==== Records provided

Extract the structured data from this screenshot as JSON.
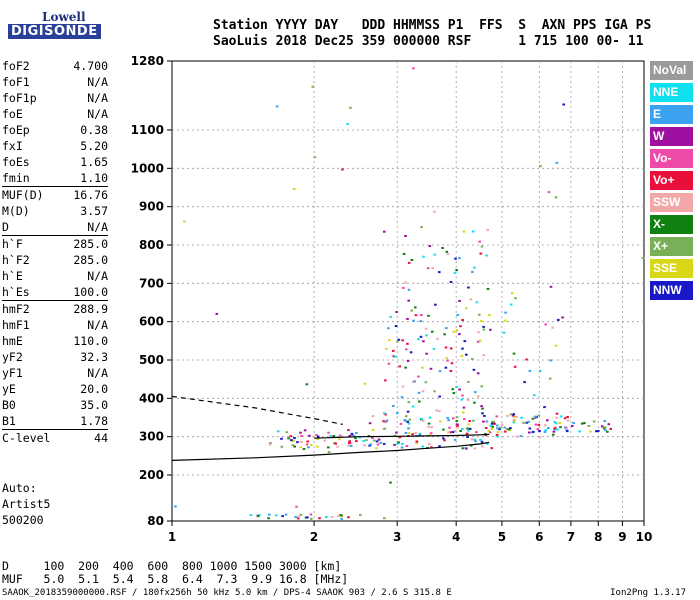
{
  "logo": {
    "line1": "Lowell",
    "line2": "DIGISONDE"
  },
  "header": {
    "line1": "Station YYYY DAY   DDD HHMMSS P1  FFS  S  AXN PPS IGA PS",
    "line2": "SaoLuis 2018 Dec25 359 000000 RSF      1 715 100 00- 11"
  },
  "params": [
    {
      "k": "foF2",
      "v": "4.700"
    },
    {
      "k": "foF1",
      "v": "N/A"
    },
    {
      "k": "foF1p",
      "v": "N/A"
    },
    {
      "k": "foE",
      "v": "N/A"
    },
    {
      "k": "foEp",
      "v": "0.38"
    },
    {
      "k": "fxI",
      "v": "5.20"
    },
    {
      "k": "foEs",
      "v": "1.65"
    },
    {
      "k": "fmin",
      "v": "1.10"
    },
    {
      "k": "MUF(D)",
      "v": "16.76",
      "sep": true
    },
    {
      "k": "M(D)",
      "v": "3.57"
    },
    {
      "k": "D",
      "v": "N/A"
    },
    {
      "k": "h`F",
      "v": "285.0",
      "sep": true
    },
    {
      "k": "h`F2",
      "v": "285.0"
    },
    {
      "k": "h`E",
      "v": "N/A"
    },
    {
      "k": "h`Es",
      "v": "100.0"
    },
    {
      "k": "hmF2",
      "v": "288.9",
      "sep": true
    },
    {
      "k": "hmF1",
      "v": "N/A"
    },
    {
      "k": "hmE",
      "v": "110.0"
    },
    {
      "k": "yF2",
      "v": "32.3"
    },
    {
      "k": "yF1",
      "v": "N/A"
    },
    {
      "k": "yE",
      "v": "20.0"
    },
    {
      "k": "B0",
      "v": "35.0"
    },
    {
      "k": "B1",
      "v": "1.78"
    },
    {
      "k": "C-level",
      "v": "44",
      "sep": true
    }
  ],
  "auto": {
    "line1": "Auto:",
    "line2": "Artist5",
    "line3": "500200"
  },
  "scale": {
    "d_line": "D     100  200  400  600  800 1000 1500 3000 [km]",
    "muf_line": "MUF   5.0  5.1  5.4  5.8  6.4  7.3  9.9 16.8 [MHz]"
  },
  "footer": {
    "left": "SAAOK_2018359000000.RSF / 180fx256h 50 kHz 5.0 km / DPS-4 SAAOK 903 / 2.6 S 315.8 E",
    "right": "Ion2Png 1.3.17"
  },
  "legend": [
    {
      "label": "NoVal",
      "color": "#9a9a9a"
    },
    {
      "label": "NNE",
      "color": "#10e0ee"
    },
    {
      "label": "E",
      "color": "#3aa2f0"
    },
    {
      "label": "W",
      "color": "#a010a0"
    },
    {
      "label": "Vo-",
      "color": "#f04aa8"
    },
    {
      "label": "Vo+",
      "color": "#e8103a"
    },
    {
      "label": "SSW",
      "color": "#f2a8a8"
    },
    {
      "label": "X-",
      "color": "#108010"
    },
    {
      "label": "X+",
      "color": "#78b058"
    },
    {
      "label": "SSE",
      "color": "#d8d818"
    },
    {
      "label": "NNW",
      "color": "#1818c8"
    }
  ],
  "chart_data": {
    "type": "scatter",
    "xlim": [
      1,
      10
    ],
    "ylim": [
      80,
      1280
    ],
    "x_ticks": [
      1,
      2,
      3,
      4,
      5,
      6,
      7,
      8,
      9,
      10
    ],
    "y_ticks": [
      80,
      200,
      300,
      400,
      500,
      600,
      700,
      800,
      900,
      1000,
      1100,
      1280
    ],
    "scale": "log-frequency",
    "grid": true,
    "legend_position": "right",
    "traces": [
      {
        "style": "solid",
        "points": [
          [
            1.0,
            238
          ],
          [
            1.5,
            245
          ],
          [
            2.0,
            252
          ],
          [
            2.5,
            259
          ],
          [
            3.0,
            264
          ],
          [
            3.5,
            270
          ],
          [
            4.0,
            275
          ],
          [
            4.5,
            281
          ],
          [
            4.7,
            285
          ]
        ]
      },
      {
        "style": "dashed",
        "points": [
          [
            1.0,
            405
          ],
          [
            1.5,
            375
          ],
          [
            2.0,
            347
          ],
          [
            2.3,
            332
          ]
        ]
      },
      {
        "style": "solid",
        "points": [
          [
            2.0,
            296
          ],
          [
            2.5,
            300
          ],
          [
            3.0,
            301
          ],
          [
            3.5,
            302
          ],
          [
            4.0,
            303
          ],
          [
            4.5,
            305
          ],
          [
            4.7,
            306
          ]
        ]
      }
    ],
    "echo_regions": [
      {
        "f": [
          1.6,
          2.6
        ],
        "h": [
          270,
          320
        ],
        "density": 60
      },
      {
        "f": [
          2.6,
          4.8
        ],
        "h": [
          270,
          360
        ],
        "density": 120
      },
      {
        "f": [
          2.8,
          4.7
        ],
        "h": [
          360,
          650
        ],
        "density": 110
      },
      {
        "f": [
          3.0,
          4.7
        ],
        "h": [
          650,
          850
        ],
        "density": 35
      },
      {
        "f": [
          4.7,
          7.0
        ],
        "h": [
          300,
          360
        ],
        "density": 70
      },
      {
        "f": [
          7.0,
          8.5
        ],
        "h": [
          315,
          345
        ],
        "density": 18
      },
      {
        "f": [
          5.0,
          6.6
        ],
        "h": [
          350,
          700
        ],
        "density": 25
      },
      {
        "f": [
          1.4,
          2.8
        ],
        "h": [
          88,
          100
        ],
        "density": 28
      },
      {
        "f": [
          1.0,
          10.0
        ],
        "h": [
          100,
          1280
        ],
        "density": 28
      }
    ]
  }
}
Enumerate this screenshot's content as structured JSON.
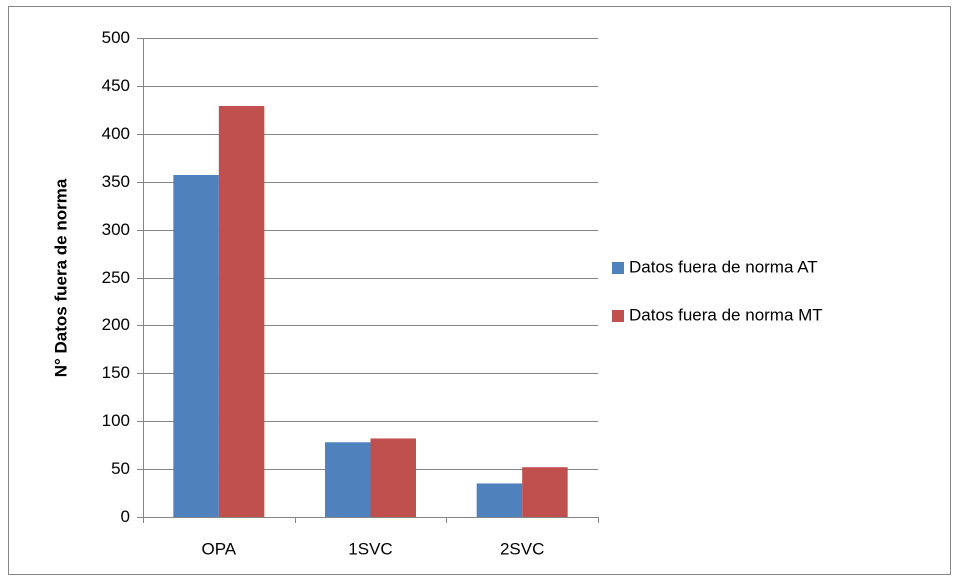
{
  "chart_data": {
    "type": "bar",
    "y_label": "N° Datos fuera de norma",
    "categories": [
      "OPA",
      "1SVC",
      "2SVC"
    ],
    "series": [
      {
        "name": "Datos fuera de norma AT",
        "color": "#4f81bd",
        "values": [
          357,
          78,
          35
        ]
      },
      {
        "name": "Datos fuera de norma MT",
        "color": "#c0504d",
        "values": [
          429,
          82,
          52
        ]
      }
    ],
    "ylim": [
      0,
      500
    ],
    "yticks": [
      0,
      50,
      100,
      150,
      200,
      250,
      300,
      350,
      400,
      450,
      500
    ],
    "grid": true,
    "legend": "right"
  }
}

========

In the records above, how many lines hold the string "norma"? Reply with only the number.

3